Stored dataset items

====

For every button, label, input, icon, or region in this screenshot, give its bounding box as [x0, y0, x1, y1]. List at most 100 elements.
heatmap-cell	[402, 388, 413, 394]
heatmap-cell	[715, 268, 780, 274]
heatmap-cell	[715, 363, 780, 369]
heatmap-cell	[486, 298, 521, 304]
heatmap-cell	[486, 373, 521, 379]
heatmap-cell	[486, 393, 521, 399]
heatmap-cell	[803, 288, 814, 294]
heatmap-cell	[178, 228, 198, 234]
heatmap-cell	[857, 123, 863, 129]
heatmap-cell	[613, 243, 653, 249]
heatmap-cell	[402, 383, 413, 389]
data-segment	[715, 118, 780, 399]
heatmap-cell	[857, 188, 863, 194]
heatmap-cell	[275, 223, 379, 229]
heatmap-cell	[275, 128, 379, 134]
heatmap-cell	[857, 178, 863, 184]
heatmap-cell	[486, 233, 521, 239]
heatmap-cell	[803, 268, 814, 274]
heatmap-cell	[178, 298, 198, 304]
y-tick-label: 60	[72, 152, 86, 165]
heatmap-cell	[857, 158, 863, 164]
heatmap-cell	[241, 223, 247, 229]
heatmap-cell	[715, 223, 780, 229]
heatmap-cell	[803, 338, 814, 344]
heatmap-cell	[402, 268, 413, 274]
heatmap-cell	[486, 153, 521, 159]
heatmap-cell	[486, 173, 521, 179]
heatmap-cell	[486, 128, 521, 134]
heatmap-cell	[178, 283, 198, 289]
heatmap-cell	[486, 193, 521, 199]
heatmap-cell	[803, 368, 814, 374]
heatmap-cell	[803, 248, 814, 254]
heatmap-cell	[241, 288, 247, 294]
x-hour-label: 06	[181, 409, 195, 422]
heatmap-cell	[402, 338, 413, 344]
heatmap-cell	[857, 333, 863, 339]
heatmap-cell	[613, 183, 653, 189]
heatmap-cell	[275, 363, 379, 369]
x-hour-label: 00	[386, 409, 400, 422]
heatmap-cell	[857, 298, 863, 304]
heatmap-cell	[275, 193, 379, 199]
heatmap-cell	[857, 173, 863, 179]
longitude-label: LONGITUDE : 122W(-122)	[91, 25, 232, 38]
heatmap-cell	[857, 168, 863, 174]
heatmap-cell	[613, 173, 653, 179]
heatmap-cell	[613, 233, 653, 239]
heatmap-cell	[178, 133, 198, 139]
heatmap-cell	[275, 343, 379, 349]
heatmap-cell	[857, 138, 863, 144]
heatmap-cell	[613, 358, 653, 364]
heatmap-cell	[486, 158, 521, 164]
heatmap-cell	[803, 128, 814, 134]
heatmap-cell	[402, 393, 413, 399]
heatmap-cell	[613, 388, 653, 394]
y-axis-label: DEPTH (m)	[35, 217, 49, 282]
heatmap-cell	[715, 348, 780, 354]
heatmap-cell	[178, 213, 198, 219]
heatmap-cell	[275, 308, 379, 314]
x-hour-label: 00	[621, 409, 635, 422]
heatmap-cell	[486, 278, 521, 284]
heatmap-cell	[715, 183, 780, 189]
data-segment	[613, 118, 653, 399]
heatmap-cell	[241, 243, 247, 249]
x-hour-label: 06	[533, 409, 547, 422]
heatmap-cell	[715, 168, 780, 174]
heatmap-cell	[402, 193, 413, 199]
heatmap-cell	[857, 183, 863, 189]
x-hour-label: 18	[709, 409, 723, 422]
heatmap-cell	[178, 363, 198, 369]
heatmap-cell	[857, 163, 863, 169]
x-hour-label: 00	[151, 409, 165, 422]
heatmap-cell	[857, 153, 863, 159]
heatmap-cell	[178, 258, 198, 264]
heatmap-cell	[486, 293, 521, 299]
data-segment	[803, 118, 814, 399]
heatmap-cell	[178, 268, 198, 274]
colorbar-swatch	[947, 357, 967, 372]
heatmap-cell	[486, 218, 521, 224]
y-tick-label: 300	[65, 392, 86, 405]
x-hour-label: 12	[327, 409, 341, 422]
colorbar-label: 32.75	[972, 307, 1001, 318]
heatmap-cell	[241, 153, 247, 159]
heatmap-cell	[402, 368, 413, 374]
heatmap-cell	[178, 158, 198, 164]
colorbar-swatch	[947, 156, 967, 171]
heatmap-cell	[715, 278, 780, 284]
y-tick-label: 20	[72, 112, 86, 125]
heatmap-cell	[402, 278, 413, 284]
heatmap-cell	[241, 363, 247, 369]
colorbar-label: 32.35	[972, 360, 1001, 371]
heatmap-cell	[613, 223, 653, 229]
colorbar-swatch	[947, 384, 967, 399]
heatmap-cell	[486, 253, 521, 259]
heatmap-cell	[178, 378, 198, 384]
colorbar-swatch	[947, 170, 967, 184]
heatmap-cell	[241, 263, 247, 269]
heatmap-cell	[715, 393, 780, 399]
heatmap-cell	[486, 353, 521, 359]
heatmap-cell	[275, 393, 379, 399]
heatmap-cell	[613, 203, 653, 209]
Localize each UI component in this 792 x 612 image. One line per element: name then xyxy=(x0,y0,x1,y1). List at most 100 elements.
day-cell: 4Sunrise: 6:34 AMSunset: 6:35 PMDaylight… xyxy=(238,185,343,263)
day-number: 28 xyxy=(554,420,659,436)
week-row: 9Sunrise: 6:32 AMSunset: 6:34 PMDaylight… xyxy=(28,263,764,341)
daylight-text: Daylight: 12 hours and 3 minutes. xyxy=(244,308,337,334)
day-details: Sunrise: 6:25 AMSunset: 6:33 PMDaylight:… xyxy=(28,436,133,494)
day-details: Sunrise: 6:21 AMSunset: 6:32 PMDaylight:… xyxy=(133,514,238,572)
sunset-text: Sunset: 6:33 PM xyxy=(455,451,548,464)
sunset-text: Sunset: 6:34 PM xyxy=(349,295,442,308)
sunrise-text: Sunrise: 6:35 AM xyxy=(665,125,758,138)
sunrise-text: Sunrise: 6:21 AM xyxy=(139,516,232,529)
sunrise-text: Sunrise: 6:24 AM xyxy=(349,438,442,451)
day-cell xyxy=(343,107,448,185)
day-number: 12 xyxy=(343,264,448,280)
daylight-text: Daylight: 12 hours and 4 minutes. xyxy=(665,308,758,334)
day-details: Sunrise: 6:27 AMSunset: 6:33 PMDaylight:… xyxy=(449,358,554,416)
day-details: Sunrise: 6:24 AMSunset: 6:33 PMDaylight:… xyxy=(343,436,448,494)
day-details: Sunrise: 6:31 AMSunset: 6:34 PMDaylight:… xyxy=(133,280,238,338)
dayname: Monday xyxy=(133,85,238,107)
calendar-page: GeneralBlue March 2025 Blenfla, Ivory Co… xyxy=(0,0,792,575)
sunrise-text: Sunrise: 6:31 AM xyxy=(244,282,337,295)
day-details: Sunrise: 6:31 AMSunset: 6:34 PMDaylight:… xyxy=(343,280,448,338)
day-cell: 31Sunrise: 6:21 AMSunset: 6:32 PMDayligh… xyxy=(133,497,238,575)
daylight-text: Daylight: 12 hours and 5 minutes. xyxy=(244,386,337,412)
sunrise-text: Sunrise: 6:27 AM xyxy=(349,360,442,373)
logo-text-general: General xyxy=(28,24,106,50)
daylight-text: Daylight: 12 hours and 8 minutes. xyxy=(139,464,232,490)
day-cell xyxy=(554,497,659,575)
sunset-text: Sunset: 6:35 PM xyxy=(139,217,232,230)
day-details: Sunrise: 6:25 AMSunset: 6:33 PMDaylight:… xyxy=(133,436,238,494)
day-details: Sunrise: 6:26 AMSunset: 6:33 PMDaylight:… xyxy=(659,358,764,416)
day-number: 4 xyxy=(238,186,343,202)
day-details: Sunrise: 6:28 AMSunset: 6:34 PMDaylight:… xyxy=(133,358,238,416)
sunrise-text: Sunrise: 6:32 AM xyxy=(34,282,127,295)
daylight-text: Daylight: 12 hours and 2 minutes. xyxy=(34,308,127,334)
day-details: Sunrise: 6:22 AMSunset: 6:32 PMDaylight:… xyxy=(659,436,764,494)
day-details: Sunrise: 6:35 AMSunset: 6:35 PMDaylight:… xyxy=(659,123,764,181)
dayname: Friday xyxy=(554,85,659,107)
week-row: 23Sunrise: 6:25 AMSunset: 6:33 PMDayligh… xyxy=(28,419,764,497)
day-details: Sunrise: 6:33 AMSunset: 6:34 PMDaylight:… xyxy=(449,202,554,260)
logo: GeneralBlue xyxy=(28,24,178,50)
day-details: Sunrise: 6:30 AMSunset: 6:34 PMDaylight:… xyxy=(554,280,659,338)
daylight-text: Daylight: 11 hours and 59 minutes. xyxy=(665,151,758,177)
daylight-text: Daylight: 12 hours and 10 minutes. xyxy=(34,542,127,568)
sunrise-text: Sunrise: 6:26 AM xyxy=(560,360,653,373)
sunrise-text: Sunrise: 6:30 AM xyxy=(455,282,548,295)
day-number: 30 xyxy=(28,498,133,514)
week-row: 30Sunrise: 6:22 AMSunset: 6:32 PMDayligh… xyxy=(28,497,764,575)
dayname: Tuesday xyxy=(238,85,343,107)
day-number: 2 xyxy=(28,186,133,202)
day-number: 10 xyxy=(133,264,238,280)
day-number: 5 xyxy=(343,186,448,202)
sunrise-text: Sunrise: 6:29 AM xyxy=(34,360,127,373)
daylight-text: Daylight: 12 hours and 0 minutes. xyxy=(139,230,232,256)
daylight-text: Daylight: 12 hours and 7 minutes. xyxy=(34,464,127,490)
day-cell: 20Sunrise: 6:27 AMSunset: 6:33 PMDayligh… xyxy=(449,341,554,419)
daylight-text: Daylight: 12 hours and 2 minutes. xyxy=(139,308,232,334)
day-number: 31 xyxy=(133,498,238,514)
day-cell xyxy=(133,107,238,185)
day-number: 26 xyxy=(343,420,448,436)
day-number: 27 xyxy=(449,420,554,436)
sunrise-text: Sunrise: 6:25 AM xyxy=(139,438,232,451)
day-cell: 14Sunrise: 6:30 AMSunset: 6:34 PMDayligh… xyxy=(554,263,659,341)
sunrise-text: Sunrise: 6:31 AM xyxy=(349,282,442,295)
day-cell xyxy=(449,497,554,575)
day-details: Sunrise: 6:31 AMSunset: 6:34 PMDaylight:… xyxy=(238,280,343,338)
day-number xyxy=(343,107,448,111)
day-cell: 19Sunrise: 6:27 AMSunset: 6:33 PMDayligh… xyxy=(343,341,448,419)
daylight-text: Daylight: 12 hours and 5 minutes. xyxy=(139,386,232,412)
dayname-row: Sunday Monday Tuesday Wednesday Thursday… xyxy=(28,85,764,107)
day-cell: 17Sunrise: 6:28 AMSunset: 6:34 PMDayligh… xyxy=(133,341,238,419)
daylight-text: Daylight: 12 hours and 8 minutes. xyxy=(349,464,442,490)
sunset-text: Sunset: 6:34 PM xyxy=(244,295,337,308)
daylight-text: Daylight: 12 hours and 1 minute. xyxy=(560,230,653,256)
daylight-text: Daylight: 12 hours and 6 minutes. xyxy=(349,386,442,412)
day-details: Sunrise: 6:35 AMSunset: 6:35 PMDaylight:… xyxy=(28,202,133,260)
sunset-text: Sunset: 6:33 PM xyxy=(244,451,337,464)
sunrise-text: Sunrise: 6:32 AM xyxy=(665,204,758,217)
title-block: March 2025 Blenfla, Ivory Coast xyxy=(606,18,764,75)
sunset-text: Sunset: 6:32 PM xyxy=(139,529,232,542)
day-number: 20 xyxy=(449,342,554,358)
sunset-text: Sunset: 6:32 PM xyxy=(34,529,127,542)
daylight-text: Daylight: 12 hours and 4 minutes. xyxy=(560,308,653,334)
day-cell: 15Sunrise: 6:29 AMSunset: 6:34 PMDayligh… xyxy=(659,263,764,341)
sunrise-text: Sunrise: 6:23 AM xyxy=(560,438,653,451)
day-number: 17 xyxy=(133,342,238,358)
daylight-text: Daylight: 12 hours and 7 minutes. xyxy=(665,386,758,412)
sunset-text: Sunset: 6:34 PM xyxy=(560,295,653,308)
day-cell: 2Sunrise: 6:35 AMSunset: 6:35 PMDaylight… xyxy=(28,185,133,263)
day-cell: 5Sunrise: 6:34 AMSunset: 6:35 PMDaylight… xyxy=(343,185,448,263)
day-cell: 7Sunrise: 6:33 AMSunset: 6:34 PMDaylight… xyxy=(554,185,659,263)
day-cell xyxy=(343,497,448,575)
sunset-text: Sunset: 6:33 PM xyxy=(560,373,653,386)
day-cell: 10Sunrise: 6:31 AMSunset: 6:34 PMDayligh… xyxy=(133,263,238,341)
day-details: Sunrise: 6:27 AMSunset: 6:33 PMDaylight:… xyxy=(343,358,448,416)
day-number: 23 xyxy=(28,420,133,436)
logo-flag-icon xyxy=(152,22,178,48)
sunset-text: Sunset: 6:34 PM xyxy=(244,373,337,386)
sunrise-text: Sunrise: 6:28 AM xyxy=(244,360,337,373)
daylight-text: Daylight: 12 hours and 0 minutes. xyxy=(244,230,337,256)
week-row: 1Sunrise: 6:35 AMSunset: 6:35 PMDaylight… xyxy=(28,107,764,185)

====

### [EXERCISE PROMPT]
Reproduce the material verbatim from its first line through the line containing "338, 413, 344]", with both of those lines included.

### [ANSWER TO THE PROBLEM]
For every button, label, input, icon, or region in this screenshot, give its bounding box as [x0, y0, x1, y1]. List at most 100 elements.
heatmap-cell	[402, 388, 413, 394]
heatmap-cell	[715, 268, 780, 274]
heatmap-cell	[715, 363, 780, 369]
heatmap-cell	[486, 298, 521, 304]
heatmap-cell	[486, 373, 521, 379]
heatmap-cell	[486, 393, 521, 399]
heatmap-cell	[803, 288, 814, 294]
heatmap-cell	[178, 228, 198, 234]
heatmap-cell	[857, 123, 863, 129]
heatmap-cell	[613, 243, 653, 249]
heatmap-cell	[402, 383, 413, 389]
data-segment	[715, 118, 780, 399]
heatmap-cell	[857, 188, 863, 194]
heatmap-cell	[275, 223, 379, 229]
heatmap-cell	[275, 128, 379, 134]
heatmap-cell	[857, 178, 863, 184]
heatmap-cell	[486, 233, 521, 239]
heatmap-cell	[803, 268, 814, 274]
heatmap-cell	[178, 298, 198, 304]
y-tick-label: 60	[72, 152, 86, 165]
heatmap-cell	[857, 158, 863, 164]
heatmap-cell	[241, 223, 247, 229]
heatmap-cell	[715, 223, 780, 229]
heatmap-cell	[803, 338, 814, 344]
heatmap-cell	[402, 268, 413, 274]
heatmap-cell	[486, 153, 521, 159]
heatmap-cell	[486, 173, 521, 179]
heatmap-cell	[486, 128, 521, 134]
heatmap-cell	[178, 283, 198, 289]
heatmap-cell	[486, 193, 521, 199]
heatmap-cell	[803, 368, 814, 374]
heatmap-cell	[803, 248, 814, 254]
heatmap-cell	[241, 288, 247, 294]
x-hour-label: 06	[181, 409, 195, 422]
heatmap-cell	[402, 338, 413, 344]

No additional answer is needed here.